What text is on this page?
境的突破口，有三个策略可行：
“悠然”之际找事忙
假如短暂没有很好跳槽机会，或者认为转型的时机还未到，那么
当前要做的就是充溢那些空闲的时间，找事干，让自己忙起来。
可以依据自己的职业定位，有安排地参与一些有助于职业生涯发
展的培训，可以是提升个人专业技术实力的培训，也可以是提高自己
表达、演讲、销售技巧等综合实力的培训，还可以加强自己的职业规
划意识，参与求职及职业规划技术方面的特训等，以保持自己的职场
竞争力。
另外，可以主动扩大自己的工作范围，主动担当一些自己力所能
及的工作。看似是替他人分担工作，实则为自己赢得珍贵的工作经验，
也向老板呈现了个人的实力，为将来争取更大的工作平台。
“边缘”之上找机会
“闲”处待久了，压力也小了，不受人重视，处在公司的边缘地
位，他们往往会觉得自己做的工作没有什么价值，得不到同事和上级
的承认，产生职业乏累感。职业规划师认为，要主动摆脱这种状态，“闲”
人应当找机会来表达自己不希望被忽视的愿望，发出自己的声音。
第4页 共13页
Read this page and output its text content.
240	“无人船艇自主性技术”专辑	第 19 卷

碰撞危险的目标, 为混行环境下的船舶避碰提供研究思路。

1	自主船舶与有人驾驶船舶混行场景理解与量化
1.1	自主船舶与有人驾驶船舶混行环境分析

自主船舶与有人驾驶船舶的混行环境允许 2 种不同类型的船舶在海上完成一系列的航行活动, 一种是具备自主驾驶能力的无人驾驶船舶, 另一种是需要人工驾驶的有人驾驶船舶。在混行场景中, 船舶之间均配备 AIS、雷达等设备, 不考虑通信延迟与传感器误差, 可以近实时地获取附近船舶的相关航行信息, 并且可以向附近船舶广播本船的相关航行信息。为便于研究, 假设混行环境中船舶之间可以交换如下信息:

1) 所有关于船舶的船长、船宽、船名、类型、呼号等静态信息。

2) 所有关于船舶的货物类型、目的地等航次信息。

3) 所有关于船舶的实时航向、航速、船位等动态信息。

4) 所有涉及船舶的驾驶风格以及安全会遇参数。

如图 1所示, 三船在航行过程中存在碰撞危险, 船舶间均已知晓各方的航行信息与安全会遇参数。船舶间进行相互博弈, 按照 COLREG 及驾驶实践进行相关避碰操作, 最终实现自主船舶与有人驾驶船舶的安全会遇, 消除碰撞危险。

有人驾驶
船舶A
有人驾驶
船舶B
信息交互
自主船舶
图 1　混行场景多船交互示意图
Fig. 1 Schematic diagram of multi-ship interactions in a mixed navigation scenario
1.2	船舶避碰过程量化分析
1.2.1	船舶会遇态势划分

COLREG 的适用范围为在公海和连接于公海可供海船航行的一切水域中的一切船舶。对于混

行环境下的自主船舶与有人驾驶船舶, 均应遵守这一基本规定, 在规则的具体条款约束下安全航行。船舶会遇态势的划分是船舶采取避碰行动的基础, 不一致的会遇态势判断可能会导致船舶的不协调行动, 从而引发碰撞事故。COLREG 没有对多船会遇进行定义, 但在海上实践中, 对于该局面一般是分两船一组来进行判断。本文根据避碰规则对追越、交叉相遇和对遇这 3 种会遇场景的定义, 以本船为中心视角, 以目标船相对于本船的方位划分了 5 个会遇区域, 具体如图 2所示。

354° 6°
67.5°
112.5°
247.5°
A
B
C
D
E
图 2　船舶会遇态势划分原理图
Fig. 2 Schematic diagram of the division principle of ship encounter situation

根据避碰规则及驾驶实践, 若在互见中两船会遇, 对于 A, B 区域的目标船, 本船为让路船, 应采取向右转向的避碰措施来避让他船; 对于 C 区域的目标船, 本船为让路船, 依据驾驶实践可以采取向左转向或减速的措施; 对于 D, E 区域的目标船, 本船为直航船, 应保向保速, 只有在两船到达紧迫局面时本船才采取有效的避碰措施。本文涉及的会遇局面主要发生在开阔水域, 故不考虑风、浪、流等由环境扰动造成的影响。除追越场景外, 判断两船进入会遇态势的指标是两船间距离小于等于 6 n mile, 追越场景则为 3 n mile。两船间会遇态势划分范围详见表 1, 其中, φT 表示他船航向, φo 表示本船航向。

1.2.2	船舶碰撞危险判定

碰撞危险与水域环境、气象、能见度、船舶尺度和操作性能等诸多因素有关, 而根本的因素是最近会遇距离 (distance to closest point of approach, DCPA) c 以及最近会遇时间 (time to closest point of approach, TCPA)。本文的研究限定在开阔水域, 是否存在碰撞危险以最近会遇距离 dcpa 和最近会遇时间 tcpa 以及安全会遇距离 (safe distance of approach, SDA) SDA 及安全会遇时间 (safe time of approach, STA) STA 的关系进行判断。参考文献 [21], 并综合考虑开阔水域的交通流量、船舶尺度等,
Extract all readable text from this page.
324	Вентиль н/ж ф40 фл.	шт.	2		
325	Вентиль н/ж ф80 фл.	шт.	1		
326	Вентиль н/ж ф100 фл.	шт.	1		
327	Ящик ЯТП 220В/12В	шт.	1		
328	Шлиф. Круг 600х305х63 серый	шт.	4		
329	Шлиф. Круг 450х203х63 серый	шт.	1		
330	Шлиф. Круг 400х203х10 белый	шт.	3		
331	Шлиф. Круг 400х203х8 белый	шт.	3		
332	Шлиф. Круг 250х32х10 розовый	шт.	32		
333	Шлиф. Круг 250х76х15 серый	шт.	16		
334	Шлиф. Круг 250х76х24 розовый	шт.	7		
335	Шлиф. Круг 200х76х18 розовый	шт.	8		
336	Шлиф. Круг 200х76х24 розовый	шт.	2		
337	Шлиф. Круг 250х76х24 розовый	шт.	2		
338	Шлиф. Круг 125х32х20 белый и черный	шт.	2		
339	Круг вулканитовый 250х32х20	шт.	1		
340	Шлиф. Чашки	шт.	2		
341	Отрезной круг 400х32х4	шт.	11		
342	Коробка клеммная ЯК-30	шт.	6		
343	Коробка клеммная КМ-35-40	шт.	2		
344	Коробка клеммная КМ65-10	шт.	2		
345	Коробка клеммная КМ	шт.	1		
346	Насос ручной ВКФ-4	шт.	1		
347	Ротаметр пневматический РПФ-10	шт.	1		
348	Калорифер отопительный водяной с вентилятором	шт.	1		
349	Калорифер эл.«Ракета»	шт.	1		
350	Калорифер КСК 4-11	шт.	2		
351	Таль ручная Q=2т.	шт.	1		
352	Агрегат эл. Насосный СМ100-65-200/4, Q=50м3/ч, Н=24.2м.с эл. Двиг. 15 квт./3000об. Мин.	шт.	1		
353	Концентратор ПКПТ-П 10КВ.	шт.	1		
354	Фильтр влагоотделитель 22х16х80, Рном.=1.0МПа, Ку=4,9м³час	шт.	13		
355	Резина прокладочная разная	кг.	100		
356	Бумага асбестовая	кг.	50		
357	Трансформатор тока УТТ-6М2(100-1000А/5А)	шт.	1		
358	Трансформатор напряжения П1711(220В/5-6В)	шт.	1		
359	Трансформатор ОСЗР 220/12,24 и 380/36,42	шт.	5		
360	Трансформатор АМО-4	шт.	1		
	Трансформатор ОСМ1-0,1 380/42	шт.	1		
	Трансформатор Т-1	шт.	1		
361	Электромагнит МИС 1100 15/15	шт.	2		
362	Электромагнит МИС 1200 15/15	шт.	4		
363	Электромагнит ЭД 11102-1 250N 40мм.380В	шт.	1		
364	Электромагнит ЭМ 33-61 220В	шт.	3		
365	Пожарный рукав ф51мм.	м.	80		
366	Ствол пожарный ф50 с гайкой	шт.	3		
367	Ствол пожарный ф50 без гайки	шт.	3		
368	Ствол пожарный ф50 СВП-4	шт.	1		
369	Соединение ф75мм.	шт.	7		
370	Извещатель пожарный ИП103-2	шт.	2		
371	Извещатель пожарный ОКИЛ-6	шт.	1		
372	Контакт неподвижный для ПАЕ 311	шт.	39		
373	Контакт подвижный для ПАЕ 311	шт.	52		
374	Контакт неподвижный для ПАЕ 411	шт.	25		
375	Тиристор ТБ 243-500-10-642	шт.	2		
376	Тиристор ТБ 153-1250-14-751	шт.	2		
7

■ **PROBLEM DESCRIPTION**
Pull out every line of the records above that contains the word "COLREG".

■ **EXERCISE RESULT**
如图 1所示, 三船在航行过程中存在碰撞危险, 船舶间均已知晓各方的航行信息与安全会遇参数。船舶间进行相互博弈, 按照 COLREG 及驾驶实践进行相关避碰操作, 最终实现自主船舶与有人驾驶船舶的安全会遇, 消除碰撞危险。
COLREG 的适用范围为在公海和连接于公海可供海船航行的一切水域中的一切船舶。对于混
行环境下的自主船舶与有人驾驶船舶, 均应遵守这一基本规定, 在规则的具体条款约束下安全航行。船舶会遇态势的划分是船舶采取避碰行动的基础, 不一致的会遇态势判断可能会导致船舶的不协调行动, 从而引发碰撞事故。COLREG 没有对多船会遇进行定义, 但在海上实践中, 对于该局面一般是分两船一组来进行判断。本文根据避碰规则对追越、交叉相遇和对遇这 3 种会遇场景的定义, 以本船为中心视角, 以目标船相对于本船的方位划分了 5 个会遇区域, 具体如图 2所示。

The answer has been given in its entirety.